-- START INPUT FOR THIS TASK --
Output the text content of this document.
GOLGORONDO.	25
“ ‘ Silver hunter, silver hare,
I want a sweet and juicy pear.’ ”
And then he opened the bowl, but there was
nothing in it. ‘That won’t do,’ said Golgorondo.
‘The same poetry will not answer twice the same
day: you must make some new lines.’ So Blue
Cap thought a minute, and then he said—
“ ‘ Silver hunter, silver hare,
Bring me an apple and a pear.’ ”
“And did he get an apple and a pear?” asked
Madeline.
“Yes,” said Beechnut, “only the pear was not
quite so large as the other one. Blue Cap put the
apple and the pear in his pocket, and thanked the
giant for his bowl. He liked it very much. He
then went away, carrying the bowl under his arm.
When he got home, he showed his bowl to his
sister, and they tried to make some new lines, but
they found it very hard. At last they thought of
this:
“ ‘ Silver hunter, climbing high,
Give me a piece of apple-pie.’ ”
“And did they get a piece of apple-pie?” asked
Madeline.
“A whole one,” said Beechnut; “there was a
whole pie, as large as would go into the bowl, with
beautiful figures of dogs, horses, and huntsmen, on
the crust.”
-- END INPUT FOR THIS TASK --
■ TASK DETAILS
Copy out every line of the data above, exactly as given.

■ TASK OUTPUT
Output the text content of this document.
GOLGORONDO.	25
“ ‘ Silver hunter, silver hare,
I want a sweet and juicy pear.’ ”
And then he opened the bowl, but there was
nothing in it. ‘That won’t do,’ said Golgorondo.
‘The same poetry will not answer twice the same
day: you must make some new lines.’ So Blue
Cap thought a minute, and then he said—
“ ‘ Silver hunter, silver hare,
Bring me an apple and a pear.’ ”
“And did he get an apple and a pear?” asked
Madeline.
“Yes,” said Beechnut, “only the pear was not
quite so large as the other one. Blue Cap put the
apple and the pear in his pocket, and thanked the
giant for his bowl. He liked it very much. He
then went away, carrying the bowl under his arm.
When he got home, he showed his bowl to his
sister, and they tried to make some new lines, but
they found it very hard. At last they thought of
this:
“ ‘ Silver hunter, climbing high,
Give me a piece of apple-pie.’ ”
“And did they get a piece of apple-pie?” asked
Madeline.
“A whole one,” said Beechnut; “there was a
whole pie, as large as would go into the bowl, with
beautiful figures of dogs, horses, and huntsmen, on
the crust.”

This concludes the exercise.